# Supplied information start
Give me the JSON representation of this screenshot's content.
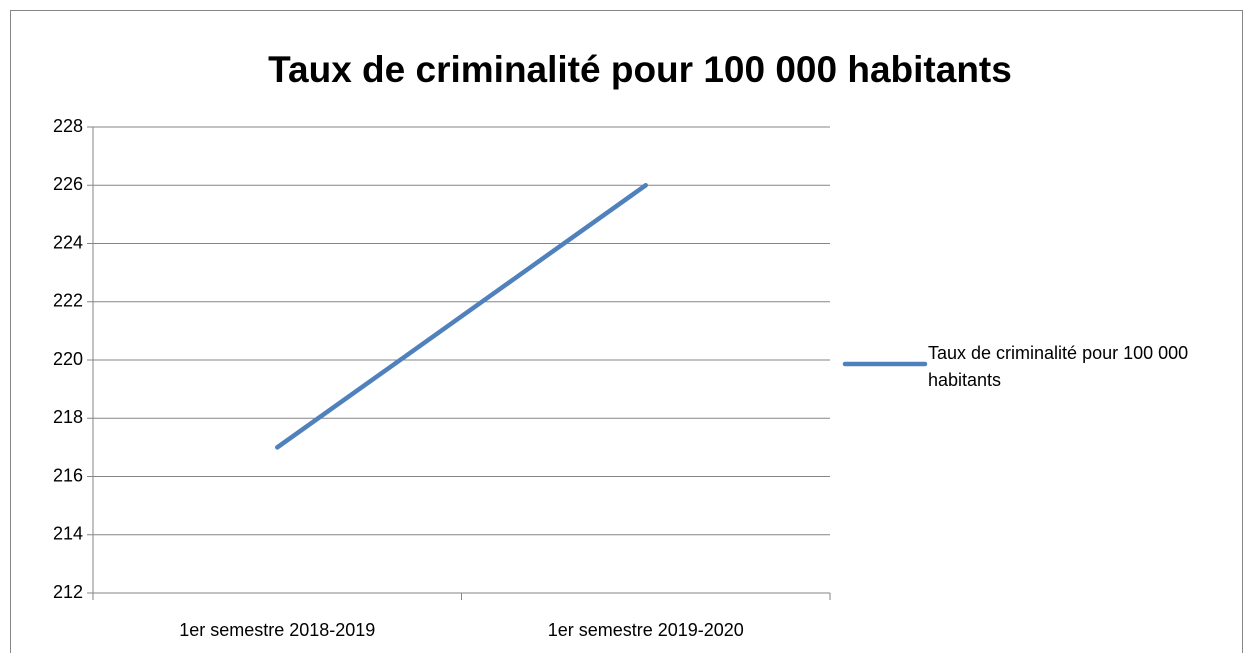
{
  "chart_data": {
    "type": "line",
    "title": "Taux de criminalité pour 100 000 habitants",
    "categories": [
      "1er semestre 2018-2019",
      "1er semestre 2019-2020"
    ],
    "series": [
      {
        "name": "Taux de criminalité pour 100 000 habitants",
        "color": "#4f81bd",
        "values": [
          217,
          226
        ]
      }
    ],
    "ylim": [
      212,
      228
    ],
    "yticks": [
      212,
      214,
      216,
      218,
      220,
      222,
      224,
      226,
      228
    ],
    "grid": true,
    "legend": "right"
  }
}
# Supplied information end
# Supplied information start
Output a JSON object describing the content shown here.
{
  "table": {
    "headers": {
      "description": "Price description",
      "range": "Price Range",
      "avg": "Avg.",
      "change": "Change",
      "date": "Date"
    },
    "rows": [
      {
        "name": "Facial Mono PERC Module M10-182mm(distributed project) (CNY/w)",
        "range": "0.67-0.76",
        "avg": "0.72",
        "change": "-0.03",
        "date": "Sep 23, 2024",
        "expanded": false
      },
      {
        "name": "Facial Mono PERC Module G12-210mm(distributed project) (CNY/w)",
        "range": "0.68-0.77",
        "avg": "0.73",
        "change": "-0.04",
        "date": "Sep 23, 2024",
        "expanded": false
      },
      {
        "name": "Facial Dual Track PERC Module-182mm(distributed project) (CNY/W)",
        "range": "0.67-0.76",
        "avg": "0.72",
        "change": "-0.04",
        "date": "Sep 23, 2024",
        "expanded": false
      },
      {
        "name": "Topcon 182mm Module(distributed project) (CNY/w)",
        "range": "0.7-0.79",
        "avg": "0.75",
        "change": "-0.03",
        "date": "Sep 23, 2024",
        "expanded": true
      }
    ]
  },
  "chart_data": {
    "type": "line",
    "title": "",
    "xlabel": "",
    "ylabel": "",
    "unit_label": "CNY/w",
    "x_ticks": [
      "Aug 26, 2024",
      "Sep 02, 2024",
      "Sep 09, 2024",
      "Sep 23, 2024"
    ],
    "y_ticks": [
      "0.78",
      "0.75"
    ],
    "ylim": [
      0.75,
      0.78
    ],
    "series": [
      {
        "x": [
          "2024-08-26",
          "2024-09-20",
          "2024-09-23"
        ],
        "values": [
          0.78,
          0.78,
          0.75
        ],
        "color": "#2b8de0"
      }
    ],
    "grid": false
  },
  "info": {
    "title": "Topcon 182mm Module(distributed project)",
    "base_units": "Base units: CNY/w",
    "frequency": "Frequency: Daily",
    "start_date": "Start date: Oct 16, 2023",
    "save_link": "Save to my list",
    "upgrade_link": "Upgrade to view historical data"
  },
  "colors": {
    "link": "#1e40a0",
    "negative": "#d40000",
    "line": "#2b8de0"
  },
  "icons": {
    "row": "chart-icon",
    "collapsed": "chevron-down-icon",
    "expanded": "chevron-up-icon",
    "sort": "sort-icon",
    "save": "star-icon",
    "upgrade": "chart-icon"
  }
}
# Supplied information end
Copy each line of the entries that includes the word "semestre".

      "1er semestre 2018-2019",
      "1er semestre 2019-2020"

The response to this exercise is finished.